**** DATASET ****

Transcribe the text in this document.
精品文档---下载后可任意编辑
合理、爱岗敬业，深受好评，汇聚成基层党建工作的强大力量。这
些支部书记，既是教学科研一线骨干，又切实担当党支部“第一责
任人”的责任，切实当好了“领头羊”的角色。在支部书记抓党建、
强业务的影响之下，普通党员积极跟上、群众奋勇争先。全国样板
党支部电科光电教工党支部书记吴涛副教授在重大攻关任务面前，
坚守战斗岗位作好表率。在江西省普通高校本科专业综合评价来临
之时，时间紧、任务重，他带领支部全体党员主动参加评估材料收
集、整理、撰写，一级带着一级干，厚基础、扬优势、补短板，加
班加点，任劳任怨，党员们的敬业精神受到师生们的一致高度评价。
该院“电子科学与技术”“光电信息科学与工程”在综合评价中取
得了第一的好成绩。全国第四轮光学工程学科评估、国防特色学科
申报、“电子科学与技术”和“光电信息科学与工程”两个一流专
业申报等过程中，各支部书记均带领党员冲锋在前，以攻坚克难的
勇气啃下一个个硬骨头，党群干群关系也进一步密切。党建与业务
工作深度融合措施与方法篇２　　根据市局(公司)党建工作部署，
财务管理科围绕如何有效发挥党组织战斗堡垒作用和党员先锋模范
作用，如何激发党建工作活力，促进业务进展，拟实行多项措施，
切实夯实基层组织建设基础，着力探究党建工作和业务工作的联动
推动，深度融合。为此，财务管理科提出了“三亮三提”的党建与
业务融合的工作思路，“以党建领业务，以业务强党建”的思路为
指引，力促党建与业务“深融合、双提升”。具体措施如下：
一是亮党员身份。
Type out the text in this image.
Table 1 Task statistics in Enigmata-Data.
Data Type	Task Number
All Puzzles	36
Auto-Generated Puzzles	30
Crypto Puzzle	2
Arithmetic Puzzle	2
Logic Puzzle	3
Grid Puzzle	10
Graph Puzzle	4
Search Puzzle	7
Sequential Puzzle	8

****

• TO DO: Count how many lines include the string "text". Nothing but the number is needed.

• WRITTEN REPLY: 2